-- Start of THE RECORDS --

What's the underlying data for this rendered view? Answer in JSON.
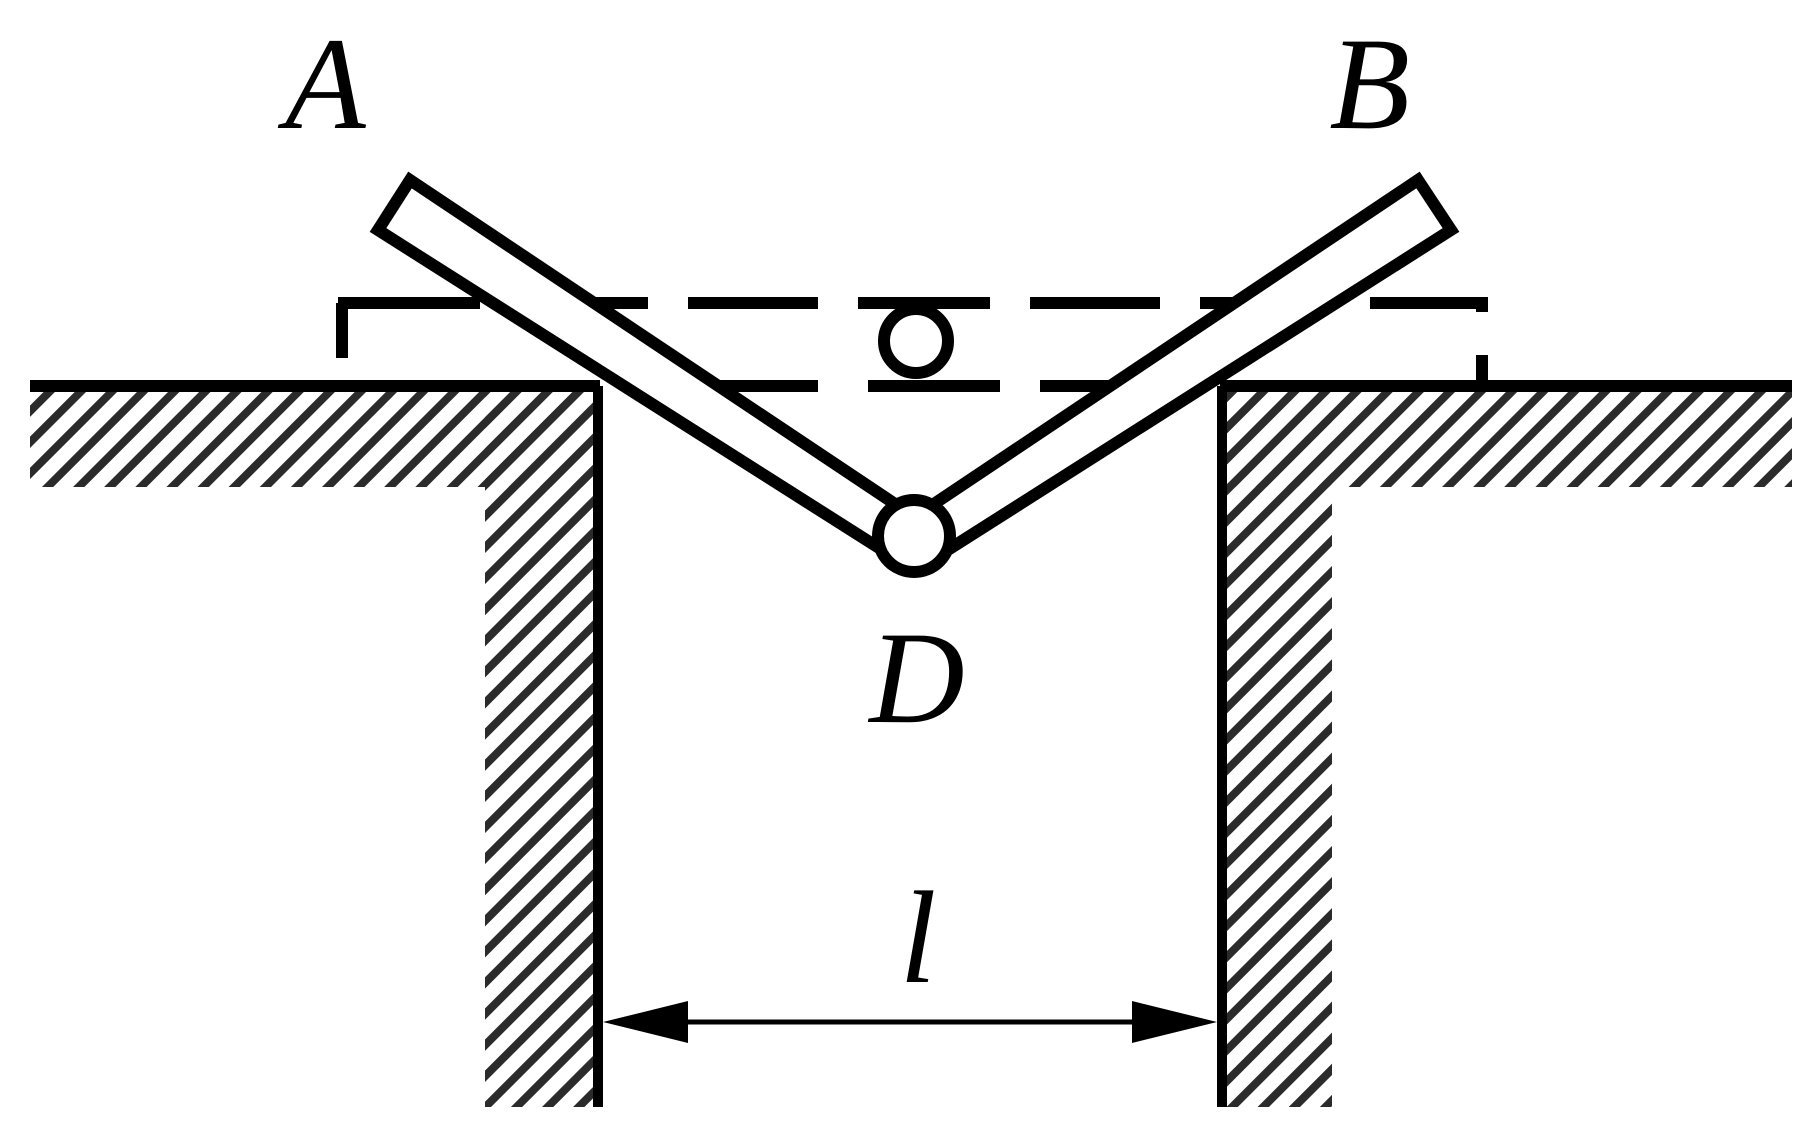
{
  "labels": {
    "a": "A",
    "b": "B",
    "d": "D",
    "span": "l"
  },
  "colors": {
    "ink": "#000000",
    "hatch": "#2b2b2b",
    "background": "#ffffff"
  }
}
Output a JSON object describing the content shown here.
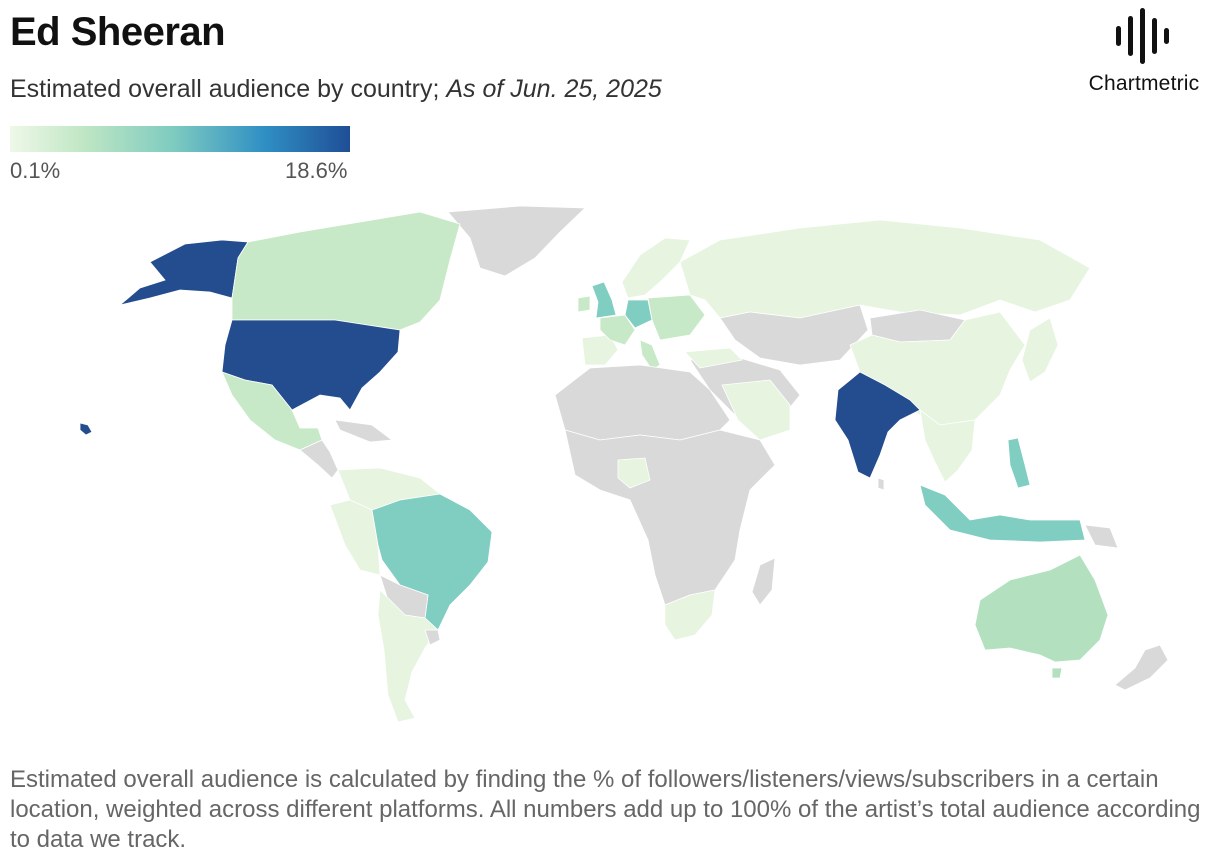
{
  "header": {
    "title": "Ed Sheeran",
    "subtitle": "Estimated overall audience by country;",
    "date": "As of Jun. 25, 2025",
    "brand": "Chartmetric"
  },
  "legend": {
    "min_label": "0.1%",
    "max_label": "18.6%",
    "color_stops": [
      "#eef8e8",
      "#bfe6c4",
      "#7ecbc0",
      "#2f8fc4",
      "#1f4e96"
    ]
  },
  "map_colors": {
    "no_data": "#d9d9d9",
    "very_low": "#e6f4e0",
    "low": "#c8e9c7",
    "mid_low": "#b3e1bf",
    "mid": "#80cdc1",
    "high": "#234d8e"
  },
  "chart_data": {
    "type": "choropleth",
    "scale_min": 0.1,
    "scale_max": 18.6,
    "regions": [
      {
        "id": "usa",
        "level": "high"
      },
      {
        "id": "india",
        "level": "high"
      },
      {
        "id": "brazil",
        "level": "mid"
      },
      {
        "id": "uk",
        "level": "mid"
      },
      {
        "id": "germany",
        "level": "mid"
      },
      {
        "id": "philippines",
        "level": "mid"
      },
      {
        "id": "indonesia",
        "level": "mid"
      },
      {
        "id": "canada",
        "level": "low"
      },
      {
        "id": "mexico",
        "level": "low"
      },
      {
        "id": "australia",
        "level": "mid_low"
      },
      {
        "id": "france",
        "level": "low"
      },
      {
        "id": "south-africa",
        "level": "very_low"
      },
      {
        "id": "russia",
        "level": "very_low"
      },
      {
        "id": "china",
        "level": "very_low"
      }
    ]
  },
  "footnote": "Estimated overall audience is calculated by finding the % of followers/listeners/views/subscribers in a certain location, weighted across different platforms. All numbers add up to 100% of the artist’s total audience according to data we track."
}
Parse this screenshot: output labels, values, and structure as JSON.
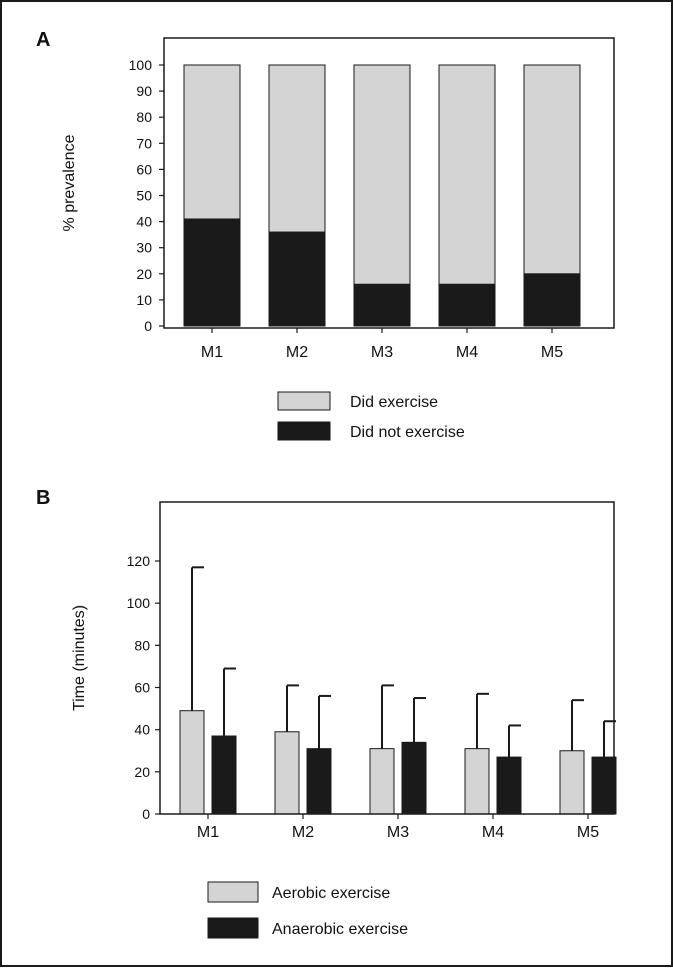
{
  "chart_data": [
    {
      "panel": "A",
      "type": "bar",
      "stacked": true,
      "categories": [
        "M1",
        "M2",
        "M3",
        "M4",
        "M5"
      ],
      "ylabel": "% prevalence",
      "ylim": [
        0,
        100
      ],
      "yticks": [
        0,
        10,
        20,
        30,
        40,
        50,
        60,
        70,
        80,
        90,
        100
      ],
      "series": [
        {
          "name": "Did not exercise",
          "values": [
            41,
            36,
            16,
            16,
            20
          ],
          "color": "#1a1a1a"
        },
        {
          "name": "Did exercise",
          "values": [
            59,
            64,
            84,
            84,
            80
          ],
          "color": "#d4d4d4"
        }
      ],
      "legend_order": [
        "Did exercise",
        "Did not exercise"
      ],
      "legend": "bottom"
    },
    {
      "panel": "B",
      "type": "bar",
      "categories": [
        "M1",
        "M2",
        "M3",
        "M4",
        "M5"
      ],
      "ylabel": "Time (minutes)",
      "ylim": [
        0,
        120
      ],
      "yticks": [
        0,
        20,
        40,
        60,
        80,
        100,
        120
      ],
      "series": [
        {
          "name": "Aerobic exercise",
          "values": [
            49,
            39,
            31,
            31,
            30
          ],
          "errors": [
            68,
            22,
            30,
            26,
            24
          ],
          "color": "#d4d4d4"
        },
        {
          "name": "Anaerobic exercise",
          "values": [
            37,
            31,
            34,
            27,
            27
          ],
          "errors": [
            32,
            25,
            21,
            15,
            17
          ],
          "color": "#1a1a1a"
        }
      ],
      "legend": "bottom"
    }
  ]
}
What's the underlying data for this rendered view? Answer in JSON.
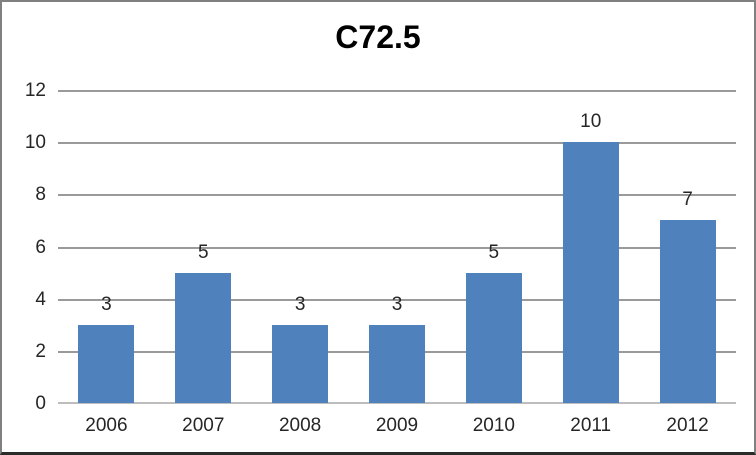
{
  "chart_data": {
    "type": "bar",
    "title": "C72.5",
    "categories": [
      "2006",
      "2007",
      "2008",
      "2009",
      "2010",
      "2011",
      "2012"
    ],
    "values": [
      3,
      5,
      3,
      3,
      5,
      10,
      7
    ],
    "data_labels": [
      "3",
      "5",
      "3",
      "3",
      "5",
      "10",
      "7"
    ],
    "xlabel": "",
    "ylabel": "",
    "ylim": [
      0,
      12
    ],
    "yticks": [
      0,
      2,
      4,
      6,
      8,
      10,
      12
    ],
    "grid": true,
    "legend": "none",
    "colors": {
      "bar": "#4f81bd",
      "gridline": "#9a9a9a",
      "axis_line": "#bdbdbd",
      "label_text": "#262626",
      "title_text": "#000000",
      "background": "#ffffff",
      "border": "#808080"
    }
  }
}
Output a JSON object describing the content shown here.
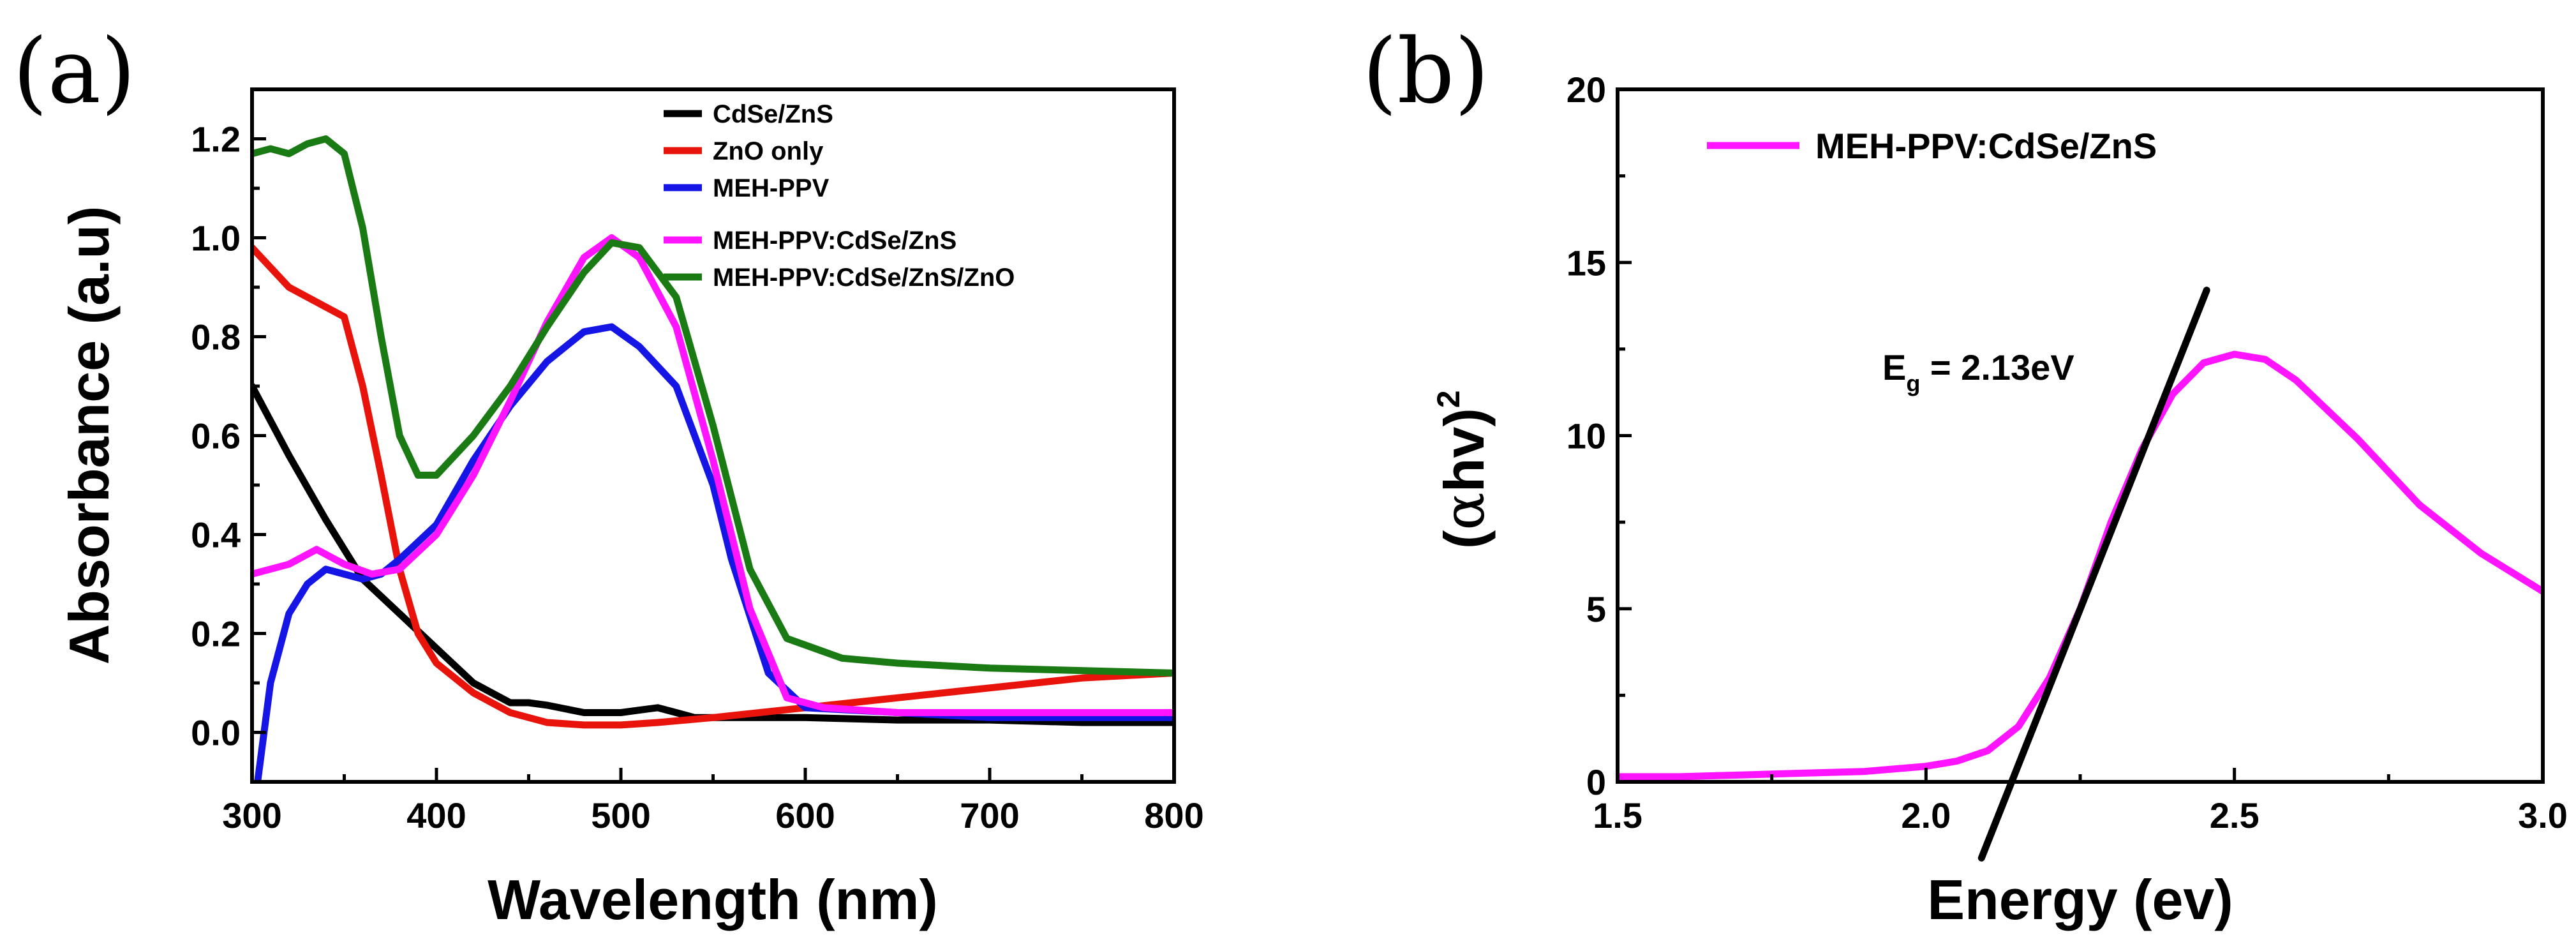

-- End of THE RECORDS --

# [AIM OF THE EXERCISE]
Repeat the preceding records precisely, and leave every picture out of the copy.

# [FINAL RESULT]
What's the underlying data for this rendered view? Answer in JSON.
{
  "labels": {
    "a": "A",
    "b": "B",
    "d": "D",
    "span": "l"
  },
  "colors": {
    "ink": "#000000",
    "hatch": "#2b2b2b",
    "background": "#ffffff"
  }
}
Output a JSON object describing the content shown here.
{
  "header": {
    "title": "Ed Sheeran",
    "subtitle": "Estimated overall audience by country;",
    "date": "As of Jun. 25, 2025",
    "brand": "Chartmetric"
  },
  "legend": {
    "min_label": "0.1%",
    "max_label": "18.6%",
    "color_stops": [
      "#eef8e8",
      "#bfe6c4",
      "#7ecbc0",
      "#2f8fc4",
      "#1f4e96"
    ]
  },
  "map_colors": {
    "no_data": "#d9d9d9",
    "very_low": "#e6f4e0",
    "low": "#c8e9c7",
    "mid_low": "#b3e1bf",
    "mid": "#80cdc1",
    "high": "#234d8e"
  },
  "chart_data": {
    "type": "choropleth",
    "scale_min": 0.1,
    "scale_max": 18.6,
    "regions": [
      {
        "id": "usa",
        "level": "high"
      },
      {
        "id": "india",
        "level": "high"
      },
      {
        "id": "brazil",
        "level": "mid"
      },
      {
        "id": "uk",
        "level": "mid"
      },
      {
        "id": "germany",
        "level": "mid"
      },
      {
        "id": "philippines",
        "level": "mid"
      },
      {
        "id": "indonesia",
        "level": "mid"
      },
      {
        "id": "canada",
        "level": "low"
      },
      {
        "id": "mexico",
        "level": "low"
      },
      {
        "id": "australia",
        "level": "mid_low"
      },
      {
        "id": "france",
        "level": "low"
      },
      {
        "id": "south-africa",
        "level": "very_low"
      },
      {
        "id": "russia",
        "level": "very_low"
      },
      {
        "id": "china",
        "level": "very_low"
      }
    ]
  },
  "footnote": "Estimated overall audience is calculated by finding the % of followers/listeners/views/subscribers in a certain location, weighted across different platforms. All numbers add up to 100% of the artist’s total audience according to data we track."
}
Parse this screenshot: output labels, values, and structure as JSON.
{
  "chart_data": [
    {
      "panel": "A",
      "type": "bar",
      "stacked": true,
      "categories": [
        "M1",
        "M2",
        "M3",
        "M4",
        "M5"
      ],
      "ylabel": "% prevalence",
      "ylim": [
        0,
        100
      ],
      "yticks": [
        0,
        10,
        20,
        30,
        40,
        50,
        60,
        70,
        80,
        90,
        100
      ],
      "series": [
        {
          "name": "Did not exercise",
          "values": [
            41,
            36,
            16,
            16,
            20
          ],
          "color": "#1a1a1a"
        },
        {
          "name": "Did exercise",
          "values": [
            59,
            64,
            84,
            84,
            80
          ],
          "color": "#d4d4d4"
        }
      ],
      "legend_order": [
        "Did exercise",
        "Did not exercise"
      ],
      "legend": "bottom"
    },
    {
      "panel": "B",
      "type": "bar",
      "categories": [
        "M1",
        "M2",
        "M3",
        "M4",
        "M5"
      ],
      "ylabel": "Time (minutes)",
      "ylim": [
        0,
        120
      ],
      "yticks": [
        0,
        20,
        40,
        60,
        80,
        100,
        120
      ],
      "series": [
        {
          "name": "Aerobic exercise",
          "values": [
            49,
            39,
            31,
            31,
            30
          ],
          "errors": [
            68,
            22,
            30,
            26,
            24
          ],
          "color": "#d4d4d4"
        },
        {
          "name": "Anaerobic exercise",
          "values": [
            37,
            31,
            34,
            27,
            27
          ],
          "errors": [
            32,
            25,
            21,
            15,
            17
          ],
          "color": "#1a1a1a"
        }
      ],
      "legend": "bottom"
    }
  ]
}
What's the underlying data for this rendered view? Answer in JSON.
{
  "chart_data": {
    "type": "bar",
    "title": "C72.5",
    "categories": [
      "2006",
      "2007",
      "2008",
      "2009",
      "2010",
      "2011",
      "2012"
    ],
    "values": [
      3,
      5,
      3,
      3,
      5,
      10,
      7
    ],
    "data_labels": [
      "3",
      "5",
      "3",
      "3",
      "5",
      "10",
      "7"
    ],
    "xlabel": "",
    "ylabel": "",
    "ylim": [
      0,
      12
    ],
    "yticks": [
      0,
      2,
      4,
      6,
      8,
      10,
      12
    ],
    "grid": true,
    "legend": "none",
    "colors": {
      "bar": "#4f81bd",
      "gridline": "#9a9a9a",
      "axis_line": "#bdbdbd",
      "label_text": "#262626",
      "title_text": "#000000",
      "background": "#ffffff",
      "border": "#808080"
    }
  }
}
Output a JSON object describing the content shown here.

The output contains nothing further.